__REQUIRED TASK__.
Without altering anything, output the material below.

__SUPPLIED RECORDS__.

"""

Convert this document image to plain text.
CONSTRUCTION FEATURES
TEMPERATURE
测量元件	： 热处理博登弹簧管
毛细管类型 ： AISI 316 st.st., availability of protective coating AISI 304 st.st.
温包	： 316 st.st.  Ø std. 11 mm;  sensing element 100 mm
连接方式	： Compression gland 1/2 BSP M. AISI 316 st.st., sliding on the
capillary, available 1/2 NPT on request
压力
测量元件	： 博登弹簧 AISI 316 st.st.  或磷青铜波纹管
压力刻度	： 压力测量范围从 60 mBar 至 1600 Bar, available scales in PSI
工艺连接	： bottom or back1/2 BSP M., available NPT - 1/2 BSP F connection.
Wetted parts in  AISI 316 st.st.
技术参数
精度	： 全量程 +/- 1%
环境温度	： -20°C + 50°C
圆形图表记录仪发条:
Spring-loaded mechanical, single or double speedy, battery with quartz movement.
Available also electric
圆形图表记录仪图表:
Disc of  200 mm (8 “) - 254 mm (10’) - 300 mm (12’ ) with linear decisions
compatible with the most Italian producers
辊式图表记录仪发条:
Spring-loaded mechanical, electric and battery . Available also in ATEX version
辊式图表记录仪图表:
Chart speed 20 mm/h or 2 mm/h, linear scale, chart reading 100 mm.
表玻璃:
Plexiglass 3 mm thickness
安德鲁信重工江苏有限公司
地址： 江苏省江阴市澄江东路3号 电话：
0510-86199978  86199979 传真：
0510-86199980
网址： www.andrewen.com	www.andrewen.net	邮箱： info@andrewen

"""

__WRITTEN REPLY__.
Convert this document image to plain text.
CONSTRUCTION FEATURES
TEMPERATURE
测量元件	： 热处理博登弹簧管
毛细管类型 ： AISI 316 st.st., availability of protective coating AISI 304 st.st.
温包	： 316 st.st.  Ø std. 11 mm;  sensing element 100 mm
连接方式	： Compression gland 1/2 BSP M. AISI 316 st.st., sliding on the
capillary, available 1/2 NPT on request
压力
测量元件	： 博登弹簧 AISI 316 st.st.  或磷青铜波纹管
压力刻度	： 压力测量范围从 60 mBar 至 1600 Bar, available scales in PSI
工艺连接	： bottom or back1/2 BSP M., available NPT - 1/2 BSP F connection.
Wetted parts in  AISI 316 st.st.
技术参数
精度	： 全量程 +/- 1%
环境温度	： -20°C + 50°C
圆形图表记录仪发条:
Spring-loaded mechanical, single or double speedy, battery with quartz movement.
Available also electric
圆形图表记录仪图表:
Disc of  200 mm (8 “) - 254 mm (10’) - 300 mm (12’ ) with linear decisions
compatible with the most Italian producers
辊式图表记录仪发条:
Spring-loaded mechanical, electric and battery . Available also in ATEX version
辊式图表记录仪图表:
Chart speed 20 mm/h or 2 mm/h, linear scale, chart reading 100 mm.
表玻璃:
Plexiglass 3 mm thickness
安德鲁信重工江苏有限公司
地址： 江苏省江阴市澄江东路3号 电话：
0510-86199978  86199979 传真：
0510-86199980
网址： www.andrewen.com	www.andrewen.net	邮箱： info@andrewen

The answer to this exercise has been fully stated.